--- RECORDED INFORMATION ---
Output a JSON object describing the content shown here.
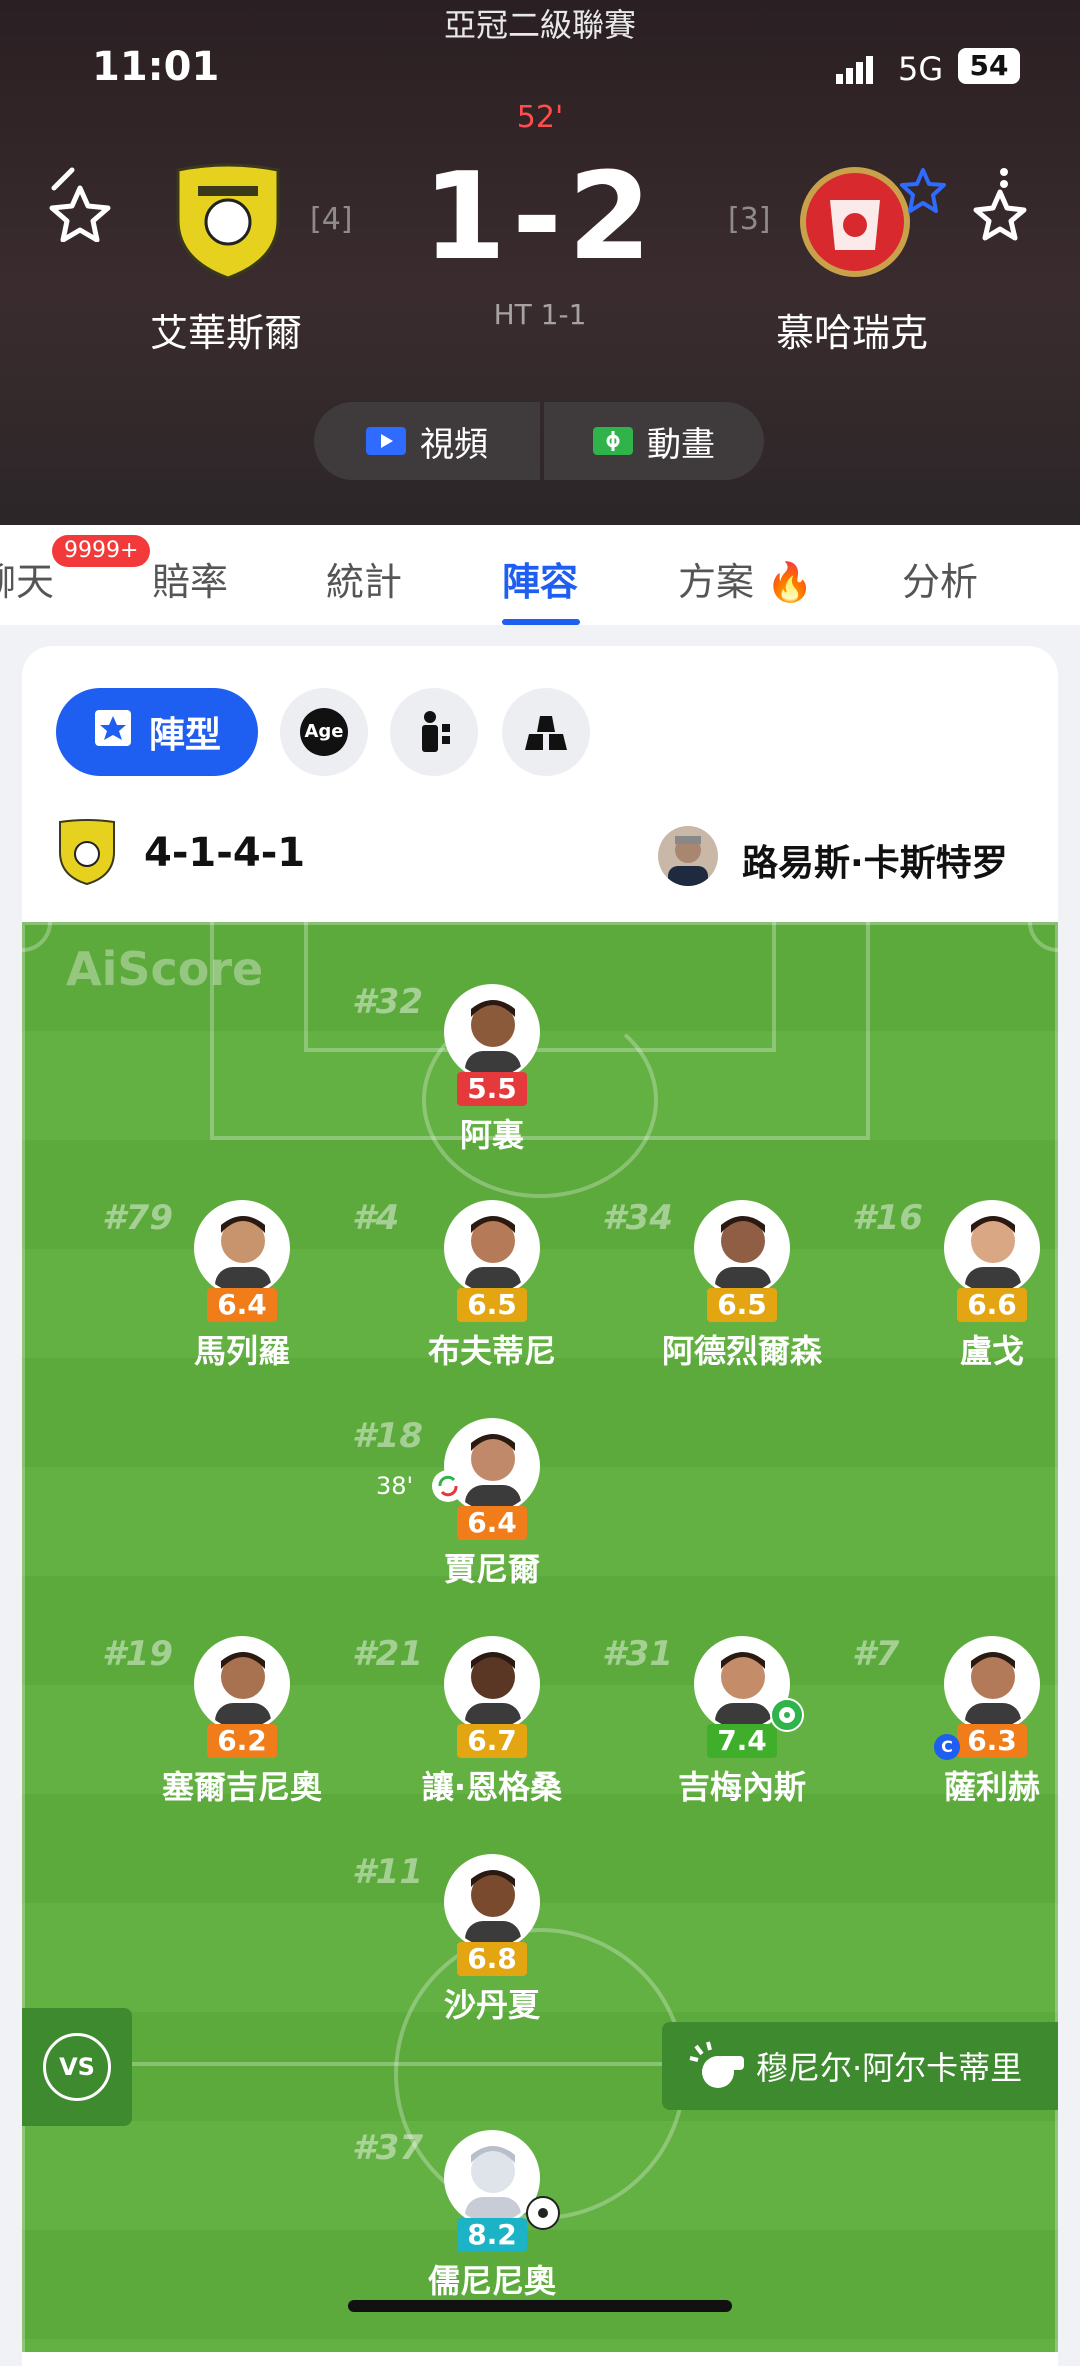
{
  "status": {
    "time": "11:01",
    "network": "5G",
    "battery": "54"
  },
  "match": {
    "league": "亞冠二級聯賽",
    "minute": "52'",
    "score": "1-2",
    "half_time": "HT 1-1",
    "home": {
      "name": "艾華斯爾",
      "rank": "[4]"
    },
    "away": {
      "name": "慕哈瑞克",
      "rank": "[3]"
    },
    "video_label": "視頻",
    "animation_label": "動畫"
  },
  "tabs": {
    "chat": "聊天",
    "chat_badge": "9999+",
    "odds": "賠率",
    "stats": "統計",
    "lineup": "陣容",
    "plans": "方案",
    "analysis": "分析"
  },
  "lineup": {
    "formation_button": "陣型",
    "age_button": "Age",
    "formation": "4-1-4-1",
    "coach": "路易斯·卡斯特罗",
    "watermark": "AiScore",
    "vs_label": "VS",
    "referee": "穆尼尔·阿尔卡蒂里",
    "sub_minute": "38'",
    "players": [
      {
        "num": "#32",
        "name": "阿裏",
        "rating": "5.5",
        "color": "#e5393b"
      },
      {
        "num": "#79",
        "name": "馬列羅",
        "rating": "6.4",
        "color": "#f07c1a"
      },
      {
        "num": "#4",
        "name": "布夫蒂尼",
        "rating": "6.5",
        "color": "#e3a612"
      },
      {
        "num": "#34",
        "name": "阿德烈爾森",
        "rating": "6.5",
        "color": "#e3a612"
      },
      {
        "num": "#16",
        "name": "盧戈",
        "rating": "6.6",
        "color": "#e3a612"
      },
      {
        "num": "#18",
        "name": "賈尼爾",
        "rating": "6.4",
        "color": "#f07c1a"
      },
      {
        "num": "#19",
        "name": "塞爾吉尼奧",
        "rating": "6.2",
        "color": "#f07c1a"
      },
      {
        "num": "#21",
        "name": "讓·恩格桑",
        "rating": "6.7",
        "color": "#e3a612"
      },
      {
        "num": "#31",
        "name": "吉梅內斯",
        "rating": "7.4",
        "color": "#3fae2a"
      },
      {
        "num": "#7",
        "name": "薩利赫",
        "rating": "6.3",
        "color": "#f07c1a"
      },
      {
        "num": "#11",
        "name": "沙丹夏",
        "rating": "6.8",
        "color": "#e3a612"
      },
      {
        "num": "#37",
        "name": "儒尼尼奧",
        "rating": "8.2",
        "color": "#1cb3c7"
      }
    ]
  }
}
---
Only lines with the word "rating" should be collected from the material.

        "rating": "5.5",
        "rating": "6.4",
        "rating": "6.5",
        "rating": "6.5",
        "rating": "6.6",
        "rating": "6.4",
        "rating": "6.2",
        "rating": "6.7",
        "rating": "7.4",
        "rating": "6.3",
        "rating": "6.8",
        "rating": "8.2",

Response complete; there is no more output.